Under this task are some entries; return every one of them exactly.

| Stored records |
— BEGIN —

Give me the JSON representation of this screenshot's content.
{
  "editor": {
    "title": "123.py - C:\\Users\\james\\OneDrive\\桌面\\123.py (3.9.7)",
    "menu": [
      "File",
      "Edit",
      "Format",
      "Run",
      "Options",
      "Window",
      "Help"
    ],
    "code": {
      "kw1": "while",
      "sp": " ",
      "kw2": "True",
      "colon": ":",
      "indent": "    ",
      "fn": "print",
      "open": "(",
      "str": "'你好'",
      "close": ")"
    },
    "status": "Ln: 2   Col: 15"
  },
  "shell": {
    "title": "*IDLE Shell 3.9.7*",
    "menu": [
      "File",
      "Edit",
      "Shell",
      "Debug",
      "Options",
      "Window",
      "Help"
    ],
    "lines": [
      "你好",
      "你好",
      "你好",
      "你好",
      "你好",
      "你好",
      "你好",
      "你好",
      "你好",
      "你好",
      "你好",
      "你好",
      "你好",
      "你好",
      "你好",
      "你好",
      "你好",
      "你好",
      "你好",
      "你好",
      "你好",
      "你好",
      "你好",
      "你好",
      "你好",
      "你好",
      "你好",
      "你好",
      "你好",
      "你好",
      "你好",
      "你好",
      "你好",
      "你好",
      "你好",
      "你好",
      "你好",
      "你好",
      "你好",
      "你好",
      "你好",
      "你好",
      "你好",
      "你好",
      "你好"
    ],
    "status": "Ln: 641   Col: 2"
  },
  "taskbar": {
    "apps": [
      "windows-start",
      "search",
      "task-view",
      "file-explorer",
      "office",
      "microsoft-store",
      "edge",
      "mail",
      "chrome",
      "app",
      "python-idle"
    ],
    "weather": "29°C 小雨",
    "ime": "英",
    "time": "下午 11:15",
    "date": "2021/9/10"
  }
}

— END —

| THE RESPONSE |
Give me the JSON representation of this screenshot's content.
{
  "editor": {
    "title": "123.py - C:\\Users\\james\\OneDrive\\桌面\\123.py (3.9.7)",
    "menu": [
      "File",
      "Edit",
      "Format",
      "Run",
      "Options",
      "Window",
      "Help"
    ],
    "code": {
      "kw1": "while",
      "sp": " ",
      "kw2": "True",
      "colon": ":",
      "indent": "    ",
      "fn": "print",
      "open": "(",
      "str": "'你好'",
      "close": ")"
    },
    "status": "Ln: 2   Col: 15"
  },
  "shell": {
    "title": "*IDLE Shell 3.9.7*",
    "menu": [
      "File",
      "Edit",
      "Shell",
      "Debug",
      "Options",
      "Window",
      "Help"
    ],
    "lines": [
      "你好",
      "你好",
      "你好",
      "你好",
      "你好",
      "你好",
      "你好",
      "你好",
      "你好",
      "你好",
      "你好",
      "你好",
      "你好",
      "你好",
      "你好",
      "你好",
      "你好",
      "你好",
      "你好",
      "你好",
      "你好",
      "你好",
      "你好",
      "你好",
      "你好",
      "你好",
      "你好",
      "你好",
      "你好",
      "你好",
      "你好",
      "你好",
      "你好",
      "你好",
      "你好",
      "你好",
      "你好",
      "你好",
      "你好",
      "你好",
      "你好",
      "你好",
      "你好",
      "你好",
      "你好"
    ],
    "status": "Ln: 641   Col: 2"
  },
  "taskbar": {
    "apps": [
      "windows-start",
      "search",
      "task-view",
      "file-explorer",
      "office",
      "microsoft-store",
      "edge",
      "mail",
      "chrome",
      "app",
      "python-idle"
    ],
    "weather": "29°C 小雨",
    "ime": "英",
    "time": "下午 11:15",
    "date": "2021/9/10"
  }
}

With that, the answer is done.